* _文本片段_:
──────────────────────────────

LeetCode解题报告（406) -- 446. Arithmetic Slices II - Subsequence

Problem

Given an integer array nums, return the number of all the arithmetic subsequences of nums.

A sequence of numbers is called arithmetic if it consists of at least three elements and if the difference between any two consecutive elements is the same.

For example, [1, 3, 5, 7, 9], [7, 7, 7, 7], and [3, -1, -5, -9] are arithmetic sequences.
For example, [1, 1, 2, 5, 7] is not an arithmetic sequence.

A subsequence of an array is a sequence that can be formed by removing some elements (possibly none) of the array.

For example, [2,5,10] is a subsequence of [1,2,1,**2**,4,1,**5**,**10**].

The test cases are generated so that the answer fits in 32-bit integer.

Example 1:

Input: nums = [2,4,6,8,10]
Output: 7
Explanation: All arithmetic subsequence slices are:
[2,4,6]
[4,6,8]
[6,8,10]
[2,4,6,8]
[4,6,8,10]
[2,4,6,8,10]
[2,6,10]

Example 2:

1
2
3

Input: nums = [7,7,7,7,7]
Output: 16
Explanation: Any subsequence of this array is arithmetic.

──────────────────────────────

* _练习任务_:
• A. 请原样返回题目说明中从“A sequence of”到“an arithmetic sequence.”的那一段文字。
• B. 根据题目说明回答：
(i) 一个数列至少要有几个元素才可能算作等差数列？
(ii) 测试用例保证答案能放进多少位的整数？
(iii) 示例 2 中输入 nums = [7,7,7,7,7]，输出是多少？
• C. 把题目说明中以“A sequence of numbers is called arithmetic”开头的那一段改写成要点列表，保留主要内容。

* _所给资料_:
──────────────────────────────

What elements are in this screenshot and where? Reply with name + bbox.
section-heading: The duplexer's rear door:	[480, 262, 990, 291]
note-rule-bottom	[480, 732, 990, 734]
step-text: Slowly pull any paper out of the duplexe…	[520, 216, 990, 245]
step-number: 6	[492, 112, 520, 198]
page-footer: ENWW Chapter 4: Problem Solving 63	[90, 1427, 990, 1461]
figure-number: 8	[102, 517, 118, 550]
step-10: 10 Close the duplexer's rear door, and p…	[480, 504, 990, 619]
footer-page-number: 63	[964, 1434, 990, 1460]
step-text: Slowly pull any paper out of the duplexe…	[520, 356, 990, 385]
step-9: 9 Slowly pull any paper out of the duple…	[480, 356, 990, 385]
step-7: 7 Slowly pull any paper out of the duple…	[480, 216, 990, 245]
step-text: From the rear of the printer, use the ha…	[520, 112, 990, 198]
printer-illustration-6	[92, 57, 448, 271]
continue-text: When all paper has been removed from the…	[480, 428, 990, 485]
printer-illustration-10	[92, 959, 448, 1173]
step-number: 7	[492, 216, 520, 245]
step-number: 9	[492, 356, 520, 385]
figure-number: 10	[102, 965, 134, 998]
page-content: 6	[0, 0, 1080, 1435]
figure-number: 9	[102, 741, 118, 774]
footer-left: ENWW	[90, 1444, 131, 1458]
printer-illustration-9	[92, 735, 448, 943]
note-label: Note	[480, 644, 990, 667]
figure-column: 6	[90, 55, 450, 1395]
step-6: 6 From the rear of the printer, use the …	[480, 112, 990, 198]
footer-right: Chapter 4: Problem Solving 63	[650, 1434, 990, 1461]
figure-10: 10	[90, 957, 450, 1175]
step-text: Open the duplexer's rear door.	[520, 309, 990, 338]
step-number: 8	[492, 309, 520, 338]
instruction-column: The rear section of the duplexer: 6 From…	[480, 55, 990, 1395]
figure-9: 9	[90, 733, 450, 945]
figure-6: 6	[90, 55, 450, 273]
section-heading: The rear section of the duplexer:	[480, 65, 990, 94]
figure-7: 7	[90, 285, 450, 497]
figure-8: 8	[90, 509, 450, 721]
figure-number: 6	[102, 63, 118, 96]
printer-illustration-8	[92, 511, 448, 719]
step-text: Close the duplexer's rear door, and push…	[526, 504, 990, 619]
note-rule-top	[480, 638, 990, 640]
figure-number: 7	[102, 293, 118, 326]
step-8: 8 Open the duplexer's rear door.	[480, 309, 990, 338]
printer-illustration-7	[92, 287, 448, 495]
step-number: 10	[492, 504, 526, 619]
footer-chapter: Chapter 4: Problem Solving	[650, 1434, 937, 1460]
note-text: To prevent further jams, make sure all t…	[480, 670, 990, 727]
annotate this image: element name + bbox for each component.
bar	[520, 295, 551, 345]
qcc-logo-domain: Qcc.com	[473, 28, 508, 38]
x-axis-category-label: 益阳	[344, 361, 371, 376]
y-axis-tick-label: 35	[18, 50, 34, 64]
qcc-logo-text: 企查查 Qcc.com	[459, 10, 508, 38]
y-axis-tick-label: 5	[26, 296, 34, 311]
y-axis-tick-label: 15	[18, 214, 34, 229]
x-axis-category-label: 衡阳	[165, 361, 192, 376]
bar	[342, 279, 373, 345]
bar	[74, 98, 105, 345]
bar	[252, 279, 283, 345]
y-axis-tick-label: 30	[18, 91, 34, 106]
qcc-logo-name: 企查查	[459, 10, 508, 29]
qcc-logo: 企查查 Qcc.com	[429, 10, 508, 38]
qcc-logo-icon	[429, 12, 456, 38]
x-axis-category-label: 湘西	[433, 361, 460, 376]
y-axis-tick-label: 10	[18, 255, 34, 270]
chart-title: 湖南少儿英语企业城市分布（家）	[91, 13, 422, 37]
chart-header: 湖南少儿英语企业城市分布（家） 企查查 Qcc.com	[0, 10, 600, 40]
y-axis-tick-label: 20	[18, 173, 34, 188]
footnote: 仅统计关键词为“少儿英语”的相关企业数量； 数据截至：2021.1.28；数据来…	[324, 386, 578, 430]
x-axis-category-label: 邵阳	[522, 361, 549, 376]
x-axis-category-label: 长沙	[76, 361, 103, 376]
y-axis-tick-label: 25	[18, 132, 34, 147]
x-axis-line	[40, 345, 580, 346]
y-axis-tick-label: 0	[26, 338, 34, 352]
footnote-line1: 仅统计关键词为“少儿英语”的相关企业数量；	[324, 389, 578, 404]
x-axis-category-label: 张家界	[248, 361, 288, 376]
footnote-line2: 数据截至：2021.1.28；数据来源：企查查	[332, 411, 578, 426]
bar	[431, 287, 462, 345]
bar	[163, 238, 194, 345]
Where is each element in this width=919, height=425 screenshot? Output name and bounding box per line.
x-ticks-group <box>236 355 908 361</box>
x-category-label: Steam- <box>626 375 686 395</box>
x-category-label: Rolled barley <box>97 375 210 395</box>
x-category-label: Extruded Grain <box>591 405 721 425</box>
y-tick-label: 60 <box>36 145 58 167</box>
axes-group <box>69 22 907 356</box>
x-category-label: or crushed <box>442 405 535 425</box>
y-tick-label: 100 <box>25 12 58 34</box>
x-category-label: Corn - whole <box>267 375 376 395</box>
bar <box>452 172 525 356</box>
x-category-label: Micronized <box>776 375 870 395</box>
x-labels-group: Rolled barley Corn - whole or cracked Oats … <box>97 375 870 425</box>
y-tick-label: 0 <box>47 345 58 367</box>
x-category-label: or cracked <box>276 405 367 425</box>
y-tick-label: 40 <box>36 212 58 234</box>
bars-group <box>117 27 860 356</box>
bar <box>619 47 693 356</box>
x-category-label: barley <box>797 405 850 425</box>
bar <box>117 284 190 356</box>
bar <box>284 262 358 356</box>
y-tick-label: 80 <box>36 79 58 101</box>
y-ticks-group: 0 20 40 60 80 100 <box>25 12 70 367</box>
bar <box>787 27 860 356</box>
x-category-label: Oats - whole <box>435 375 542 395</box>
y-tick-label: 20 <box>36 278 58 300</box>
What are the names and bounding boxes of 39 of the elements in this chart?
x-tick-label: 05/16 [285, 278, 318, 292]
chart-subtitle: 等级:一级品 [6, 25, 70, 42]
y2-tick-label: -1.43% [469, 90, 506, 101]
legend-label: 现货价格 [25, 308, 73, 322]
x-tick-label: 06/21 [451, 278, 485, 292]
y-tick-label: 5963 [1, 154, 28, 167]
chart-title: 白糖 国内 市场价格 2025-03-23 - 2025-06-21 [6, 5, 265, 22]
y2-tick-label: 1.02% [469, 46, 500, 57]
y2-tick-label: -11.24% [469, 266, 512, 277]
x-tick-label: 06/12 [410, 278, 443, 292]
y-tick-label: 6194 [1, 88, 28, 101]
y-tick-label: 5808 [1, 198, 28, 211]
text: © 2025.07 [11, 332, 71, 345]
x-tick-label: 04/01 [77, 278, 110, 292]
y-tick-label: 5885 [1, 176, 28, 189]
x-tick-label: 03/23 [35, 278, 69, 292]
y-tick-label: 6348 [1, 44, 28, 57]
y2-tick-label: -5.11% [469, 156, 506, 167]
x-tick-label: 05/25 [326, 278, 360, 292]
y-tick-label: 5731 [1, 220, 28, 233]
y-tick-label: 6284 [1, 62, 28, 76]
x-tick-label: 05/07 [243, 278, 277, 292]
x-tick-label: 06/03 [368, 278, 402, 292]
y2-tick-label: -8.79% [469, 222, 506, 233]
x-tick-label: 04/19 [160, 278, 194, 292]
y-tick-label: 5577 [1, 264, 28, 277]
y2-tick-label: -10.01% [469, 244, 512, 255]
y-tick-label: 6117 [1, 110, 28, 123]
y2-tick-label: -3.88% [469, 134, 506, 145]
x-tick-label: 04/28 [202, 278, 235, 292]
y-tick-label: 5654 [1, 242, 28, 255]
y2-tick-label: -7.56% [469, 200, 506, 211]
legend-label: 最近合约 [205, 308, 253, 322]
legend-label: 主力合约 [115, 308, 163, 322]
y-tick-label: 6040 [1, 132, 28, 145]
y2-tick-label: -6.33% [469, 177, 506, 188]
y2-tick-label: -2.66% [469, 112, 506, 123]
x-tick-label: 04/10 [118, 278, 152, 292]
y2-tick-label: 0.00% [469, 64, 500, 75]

──────────────────────────────

* _练习结果_:
• A.
A sequence of numbers is called arithmetic if it consists of at least three elements and if the difference between any two consecutive elements is the same.

For example, [1, 3, 5, 7, 9], [7, 7, 7, 7], and [3, -1, -5, -9] are arithmetic sequences.
For example, [1, 1, 2, 5, 7] is not an arithmetic sequence.

• B.
(i) 三个。
(ii) 32 位。
(iii) 16。

• C.
数列同时满足以下两条才算等差数列：
- 至少包含三个元素；
- 任意两个相邻元素之差都相同。